Write out the material exactly, with the pictures left out.

[Saved entries]

--- start ---

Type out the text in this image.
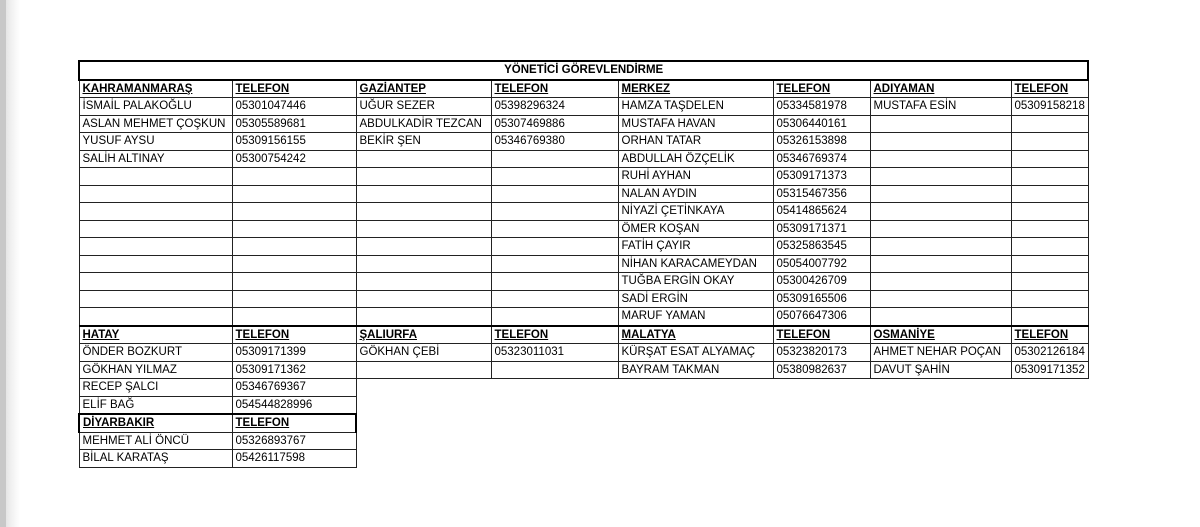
YÖNETİCİ GÖREVLENDİRME							
KAHRAMANMARAŞ	TELEFON	GAZİANTEP	TELEFON	MERKEZ	TELEFON	ADIYAMAN	TELEFON
İSMAİL PALAKOĞLU	05301047446	UĞUR SEZER	05398296324	HAMZA TAŞDELEN	05334581978	MUSTAFA ESİN	05309158218
ASLAN MEHMET ÇOŞKUN	05305589681	ABDULKADİR TEZCAN	05307469886	MUSTAFA HAVAN	05306440161		
YUSUF AYSU	05309156155	BEKİR ŞEN	05346769380	ORHAN TATAR	05326153898		
SALİH ALTINAY	05300754242			ABDULLAH ÖZÇELİK	05346769374		
				RUHİ AYHAN	05309171373		
				NALAN AYDIN	05315467356		
				NİYAZİ ÇETİNKAYA	05414865624		
				ÖMER KOŞAN	05309171371		
				FATİH ÇAYIR	05325863545		
				NİHAN KARACAMEYDAN	05054007792		
				TUĞBA ERGİN OKAY	05300426709		
				SADİ ERGİN	05309165506		
				MARUF YAMAN	05076647306		
HATAY	TELEFON	ŞALIURFA	TELEFON	MALATYA	TELEFON	OSMANİYE	TELEFON
ÖNDER BOZKURT	05309171399	GÖKHAN ÇEBİ	05323011031	KÜRŞAT ESAT ALYAMAÇ	05323820173	AHMET NEHAR POÇAN	05302126184
GÖKHAN YILMAZ	05309171362			BAYRAM TAKMAN	05380982637	DAVUT ŞAHİN	05309171352
RECEP ŞALCI	05346769367						
ELİF BAĞ	054544828996						
DİYARBAKIR	TELEFON						
MEHMET ALİ ÖNCÜ	05326893767						
BİLAL KARATAŞ	05426117598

--- end ---

**Full answer:**
Type out the text in this image.
YÖNETİCİ GÖREVLENDİRME							
KAHRAMANMARAŞ	TELEFON	GAZİANTEP	TELEFON	MERKEZ	TELEFON	ADIYAMAN	TELEFON
İSMAİL PALAKOĞLU	05301047446	UĞUR SEZER	05398296324	HAMZA TAŞDELEN	05334581978	MUSTAFA ESİN	05309158218
ASLAN MEHMET ÇOŞKUN	05305589681	ABDULKADİR TEZCAN	05307469886	MUSTAFA HAVAN	05306440161		
YUSUF AYSU	05309156155	BEKİR ŞEN	05346769380	ORHAN TATAR	05326153898		
SALİH ALTINAY	05300754242			ABDULLAH ÖZÇELİK	05346769374		
				RUHİ AYHAN	05309171373		
				NALAN AYDIN	05315467356		
				NİYAZİ ÇETİNKAYA	05414865624		
				ÖMER KOŞAN	05309171371		
				FATİH ÇAYIR	05325863545		
				NİHAN KARACAMEYDAN	05054007792		
				TUĞBA ERGİN OKAY	05300426709		
				SADİ ERGİN	05309165506		
				MARUF YAMAN	05076647306		
HATAY	TELEFON	ŞALIURFA	TELEFON	MALATYA	TELEFON	OSMANİYE	TELEFON
ÖNDER BOZKURT	05309171399	GÖKHAN ÇEBİ	05323011031	KÜRŞAT ESAT ALYAMAÇ	05323820173	AHMET NEHAR POÇAN	05302126184
GÖKHAN YILMAZ	05309171362			BAYRAM TAKMAN	05380982637	DAVUT ŞAHİN	05309171352
RECEP ŞALCI	05346769367						
ELİF BAĞ	054544828996						
DİYARBAKIR	TELEFON						
MEHMET ALİ ÖNCÜ	05326893767						
BİLAL KARATAŞ	05426117598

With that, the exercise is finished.